* [Aim of the task]
Copy every line of the records below where the word "القول" occurs.

* [Exercise materials]
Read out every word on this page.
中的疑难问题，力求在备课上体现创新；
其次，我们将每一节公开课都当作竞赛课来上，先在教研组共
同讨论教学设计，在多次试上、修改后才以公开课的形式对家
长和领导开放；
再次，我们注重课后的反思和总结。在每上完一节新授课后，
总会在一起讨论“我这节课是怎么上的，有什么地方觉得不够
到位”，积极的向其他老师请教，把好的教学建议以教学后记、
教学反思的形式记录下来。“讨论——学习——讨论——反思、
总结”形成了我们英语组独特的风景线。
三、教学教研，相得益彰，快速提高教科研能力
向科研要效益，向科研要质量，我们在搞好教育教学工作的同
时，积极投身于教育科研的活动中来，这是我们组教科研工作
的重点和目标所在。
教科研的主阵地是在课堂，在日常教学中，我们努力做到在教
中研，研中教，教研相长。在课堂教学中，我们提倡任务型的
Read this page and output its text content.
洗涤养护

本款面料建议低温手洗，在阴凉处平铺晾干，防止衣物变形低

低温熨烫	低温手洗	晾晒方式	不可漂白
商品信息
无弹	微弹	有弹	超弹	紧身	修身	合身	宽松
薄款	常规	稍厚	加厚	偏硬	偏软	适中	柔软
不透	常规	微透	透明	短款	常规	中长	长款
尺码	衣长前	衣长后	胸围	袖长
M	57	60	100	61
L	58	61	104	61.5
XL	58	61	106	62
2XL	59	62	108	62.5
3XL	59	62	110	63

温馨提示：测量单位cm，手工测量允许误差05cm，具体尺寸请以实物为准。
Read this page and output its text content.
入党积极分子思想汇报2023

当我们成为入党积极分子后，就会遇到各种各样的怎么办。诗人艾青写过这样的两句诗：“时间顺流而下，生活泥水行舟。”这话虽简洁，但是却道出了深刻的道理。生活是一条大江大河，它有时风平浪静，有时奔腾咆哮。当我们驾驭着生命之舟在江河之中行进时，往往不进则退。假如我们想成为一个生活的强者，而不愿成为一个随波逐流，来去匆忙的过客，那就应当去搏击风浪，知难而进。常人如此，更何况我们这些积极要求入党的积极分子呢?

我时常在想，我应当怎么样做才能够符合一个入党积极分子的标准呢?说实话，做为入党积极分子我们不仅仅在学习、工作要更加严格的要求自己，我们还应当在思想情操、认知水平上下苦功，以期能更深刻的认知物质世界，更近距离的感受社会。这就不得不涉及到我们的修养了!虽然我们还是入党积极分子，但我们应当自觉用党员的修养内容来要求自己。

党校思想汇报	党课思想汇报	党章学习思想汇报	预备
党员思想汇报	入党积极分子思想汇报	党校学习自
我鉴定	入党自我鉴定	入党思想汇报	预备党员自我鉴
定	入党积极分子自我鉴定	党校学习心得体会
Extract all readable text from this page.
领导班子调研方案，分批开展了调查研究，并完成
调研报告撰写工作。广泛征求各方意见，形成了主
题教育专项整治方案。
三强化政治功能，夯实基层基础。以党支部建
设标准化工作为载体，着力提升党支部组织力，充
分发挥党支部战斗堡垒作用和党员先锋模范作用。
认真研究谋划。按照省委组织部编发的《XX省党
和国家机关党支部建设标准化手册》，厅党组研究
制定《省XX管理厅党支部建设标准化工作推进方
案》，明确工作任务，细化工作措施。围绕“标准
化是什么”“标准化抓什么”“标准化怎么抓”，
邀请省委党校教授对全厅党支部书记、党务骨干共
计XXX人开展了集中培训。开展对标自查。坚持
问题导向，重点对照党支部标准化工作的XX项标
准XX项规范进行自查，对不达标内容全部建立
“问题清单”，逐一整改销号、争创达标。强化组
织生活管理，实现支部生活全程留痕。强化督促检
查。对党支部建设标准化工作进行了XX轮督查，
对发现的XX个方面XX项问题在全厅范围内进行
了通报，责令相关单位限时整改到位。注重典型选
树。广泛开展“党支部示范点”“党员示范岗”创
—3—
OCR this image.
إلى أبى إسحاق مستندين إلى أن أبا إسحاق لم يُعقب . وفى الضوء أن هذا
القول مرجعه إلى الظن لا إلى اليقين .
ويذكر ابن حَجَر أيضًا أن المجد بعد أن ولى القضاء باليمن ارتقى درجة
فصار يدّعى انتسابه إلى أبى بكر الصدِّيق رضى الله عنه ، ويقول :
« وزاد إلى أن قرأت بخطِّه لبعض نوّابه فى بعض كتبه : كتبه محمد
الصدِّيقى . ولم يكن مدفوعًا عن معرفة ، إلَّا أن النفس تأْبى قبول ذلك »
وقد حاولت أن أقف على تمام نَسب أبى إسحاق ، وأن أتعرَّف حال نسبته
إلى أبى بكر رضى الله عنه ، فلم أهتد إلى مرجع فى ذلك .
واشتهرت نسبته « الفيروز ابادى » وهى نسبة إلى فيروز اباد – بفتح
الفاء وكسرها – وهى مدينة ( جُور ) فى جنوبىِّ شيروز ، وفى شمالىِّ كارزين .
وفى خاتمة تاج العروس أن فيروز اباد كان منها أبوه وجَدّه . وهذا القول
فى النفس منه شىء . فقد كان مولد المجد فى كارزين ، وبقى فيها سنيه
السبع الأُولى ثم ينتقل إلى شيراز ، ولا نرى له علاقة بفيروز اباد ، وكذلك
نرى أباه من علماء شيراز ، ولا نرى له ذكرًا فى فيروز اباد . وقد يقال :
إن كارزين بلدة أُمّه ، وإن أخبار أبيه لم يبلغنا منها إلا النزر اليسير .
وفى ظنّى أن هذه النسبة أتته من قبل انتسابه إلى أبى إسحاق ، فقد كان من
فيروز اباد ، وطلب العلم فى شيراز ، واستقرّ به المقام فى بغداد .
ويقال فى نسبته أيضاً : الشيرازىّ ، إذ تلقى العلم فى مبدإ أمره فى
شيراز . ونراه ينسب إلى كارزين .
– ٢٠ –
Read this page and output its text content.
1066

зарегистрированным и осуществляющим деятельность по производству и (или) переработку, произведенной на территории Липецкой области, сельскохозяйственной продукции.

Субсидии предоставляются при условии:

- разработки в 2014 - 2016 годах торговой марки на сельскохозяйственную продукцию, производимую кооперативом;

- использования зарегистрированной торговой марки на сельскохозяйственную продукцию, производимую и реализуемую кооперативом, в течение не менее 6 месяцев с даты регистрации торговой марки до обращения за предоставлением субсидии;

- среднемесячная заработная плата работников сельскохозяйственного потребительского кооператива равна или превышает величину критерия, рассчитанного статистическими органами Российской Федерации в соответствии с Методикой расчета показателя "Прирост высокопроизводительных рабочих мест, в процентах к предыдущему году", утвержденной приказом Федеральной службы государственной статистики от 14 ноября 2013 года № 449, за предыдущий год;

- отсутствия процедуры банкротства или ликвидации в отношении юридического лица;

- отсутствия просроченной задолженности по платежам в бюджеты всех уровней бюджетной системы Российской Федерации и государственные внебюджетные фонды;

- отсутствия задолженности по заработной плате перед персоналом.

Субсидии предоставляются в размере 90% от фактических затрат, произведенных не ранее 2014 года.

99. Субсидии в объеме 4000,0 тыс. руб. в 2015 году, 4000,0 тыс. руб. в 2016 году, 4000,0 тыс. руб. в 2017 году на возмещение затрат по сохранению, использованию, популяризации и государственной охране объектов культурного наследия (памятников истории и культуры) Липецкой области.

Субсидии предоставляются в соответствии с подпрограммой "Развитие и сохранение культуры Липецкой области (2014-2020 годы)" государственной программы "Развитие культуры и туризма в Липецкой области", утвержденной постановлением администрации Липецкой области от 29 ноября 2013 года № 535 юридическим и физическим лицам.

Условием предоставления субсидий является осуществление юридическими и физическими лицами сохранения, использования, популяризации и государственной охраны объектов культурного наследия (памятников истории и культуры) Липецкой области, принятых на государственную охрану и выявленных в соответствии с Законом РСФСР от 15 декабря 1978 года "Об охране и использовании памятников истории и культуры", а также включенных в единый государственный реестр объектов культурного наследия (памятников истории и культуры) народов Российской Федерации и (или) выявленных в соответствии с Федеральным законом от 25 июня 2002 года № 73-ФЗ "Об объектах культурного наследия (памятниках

* [Correct output]
القول مرجعه إلى الظن لا إلى اليقين .
وفى خاتمة تاج العروس أن فيروز اباد كان منها أبوه وجَدّه . وهذا القول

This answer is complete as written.